EXERCISE TASK: Scan the listing that follows and report how many lines contain "komme". Write the number alone.

DATA PROVIDED:
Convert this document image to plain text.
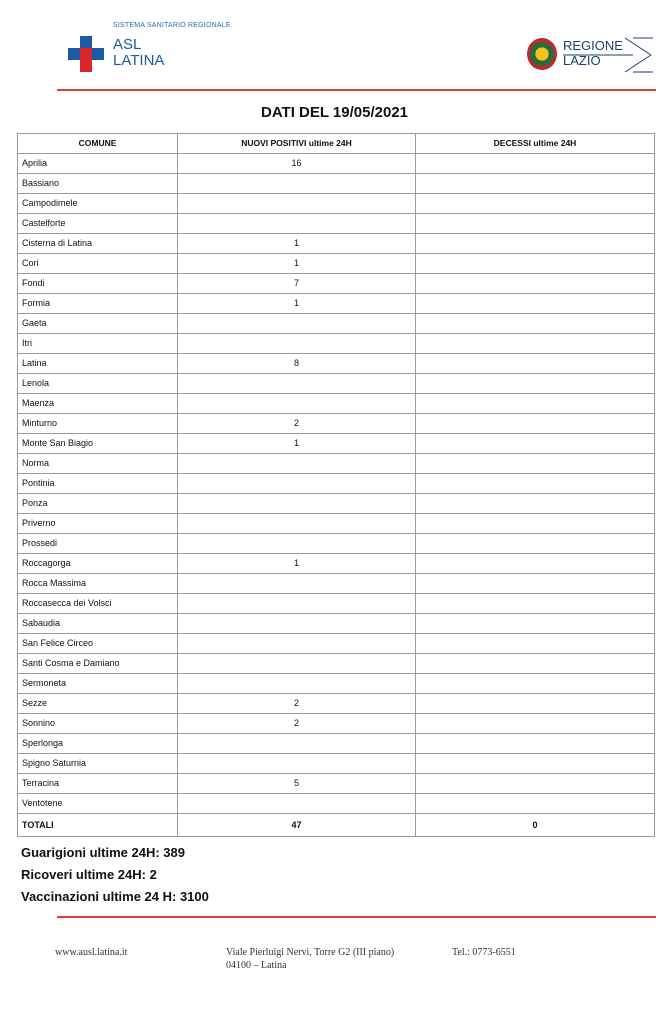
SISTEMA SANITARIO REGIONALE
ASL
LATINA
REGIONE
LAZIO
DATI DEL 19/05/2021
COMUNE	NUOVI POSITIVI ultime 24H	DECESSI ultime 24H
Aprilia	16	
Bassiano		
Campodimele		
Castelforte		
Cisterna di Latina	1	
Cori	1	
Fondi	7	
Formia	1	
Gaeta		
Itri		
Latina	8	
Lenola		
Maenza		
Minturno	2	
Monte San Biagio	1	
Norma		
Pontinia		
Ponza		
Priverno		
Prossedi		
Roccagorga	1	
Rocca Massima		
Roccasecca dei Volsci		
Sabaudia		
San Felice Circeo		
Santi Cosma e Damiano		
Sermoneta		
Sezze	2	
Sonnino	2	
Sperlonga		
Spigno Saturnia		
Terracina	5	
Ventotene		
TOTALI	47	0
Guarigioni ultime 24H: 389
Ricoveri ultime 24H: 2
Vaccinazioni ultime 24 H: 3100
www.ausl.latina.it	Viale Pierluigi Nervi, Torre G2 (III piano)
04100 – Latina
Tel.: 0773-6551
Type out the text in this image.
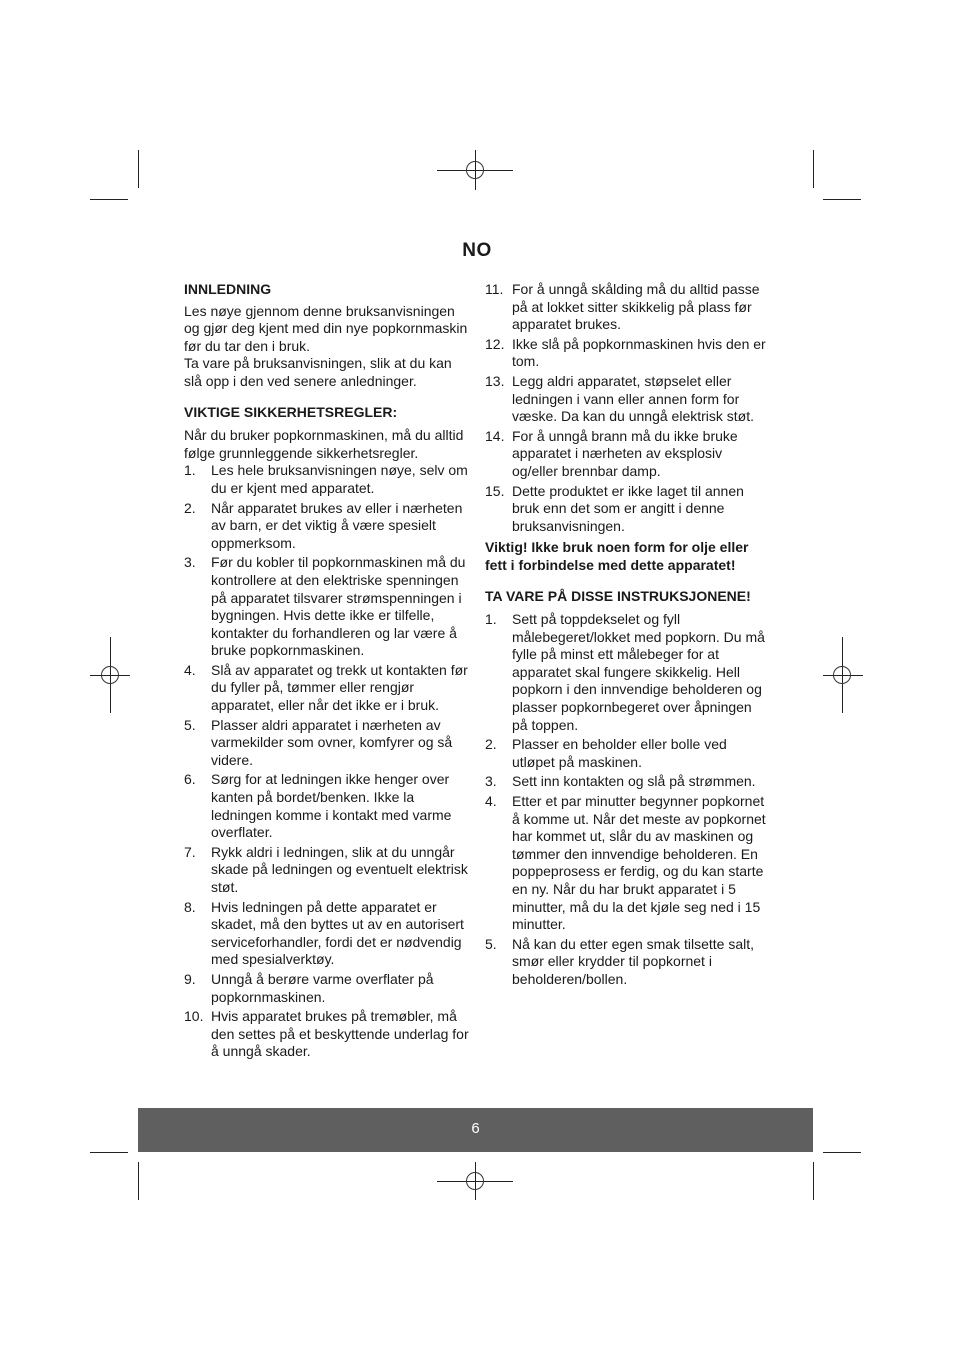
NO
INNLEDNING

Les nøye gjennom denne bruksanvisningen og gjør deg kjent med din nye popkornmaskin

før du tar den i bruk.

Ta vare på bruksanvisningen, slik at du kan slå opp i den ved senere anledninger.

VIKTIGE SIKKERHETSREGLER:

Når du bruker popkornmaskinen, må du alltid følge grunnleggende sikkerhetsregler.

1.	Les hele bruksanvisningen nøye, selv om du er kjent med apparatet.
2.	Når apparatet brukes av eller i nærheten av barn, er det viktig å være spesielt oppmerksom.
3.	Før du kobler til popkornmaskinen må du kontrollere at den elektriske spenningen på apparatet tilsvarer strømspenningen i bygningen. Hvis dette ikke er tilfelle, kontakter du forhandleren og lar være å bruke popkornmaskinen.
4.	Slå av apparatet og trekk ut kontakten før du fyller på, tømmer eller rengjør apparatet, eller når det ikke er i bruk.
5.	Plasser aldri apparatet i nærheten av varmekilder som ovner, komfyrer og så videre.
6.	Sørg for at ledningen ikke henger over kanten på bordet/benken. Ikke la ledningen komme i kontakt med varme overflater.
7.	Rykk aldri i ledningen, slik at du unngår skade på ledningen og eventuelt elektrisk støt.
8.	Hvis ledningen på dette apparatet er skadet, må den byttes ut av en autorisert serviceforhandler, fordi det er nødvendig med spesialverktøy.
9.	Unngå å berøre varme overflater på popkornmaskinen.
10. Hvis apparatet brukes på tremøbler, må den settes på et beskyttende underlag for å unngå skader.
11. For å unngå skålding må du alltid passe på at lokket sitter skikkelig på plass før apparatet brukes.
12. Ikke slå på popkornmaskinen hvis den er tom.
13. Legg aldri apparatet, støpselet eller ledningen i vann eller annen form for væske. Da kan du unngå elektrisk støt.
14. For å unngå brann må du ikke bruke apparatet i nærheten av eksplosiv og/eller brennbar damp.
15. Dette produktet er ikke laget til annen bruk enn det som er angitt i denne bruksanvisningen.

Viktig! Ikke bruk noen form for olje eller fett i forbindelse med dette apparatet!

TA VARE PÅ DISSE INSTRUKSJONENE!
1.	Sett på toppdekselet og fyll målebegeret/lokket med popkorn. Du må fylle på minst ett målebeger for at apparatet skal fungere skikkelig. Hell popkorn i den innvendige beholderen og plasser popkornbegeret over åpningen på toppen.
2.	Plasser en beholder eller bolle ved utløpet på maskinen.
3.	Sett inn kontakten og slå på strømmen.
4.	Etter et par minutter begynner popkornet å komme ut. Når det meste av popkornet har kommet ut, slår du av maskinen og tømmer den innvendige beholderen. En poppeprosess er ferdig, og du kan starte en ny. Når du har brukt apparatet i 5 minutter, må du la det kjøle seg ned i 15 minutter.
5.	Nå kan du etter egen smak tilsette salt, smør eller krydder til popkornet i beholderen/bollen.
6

TASK ANSWER: 2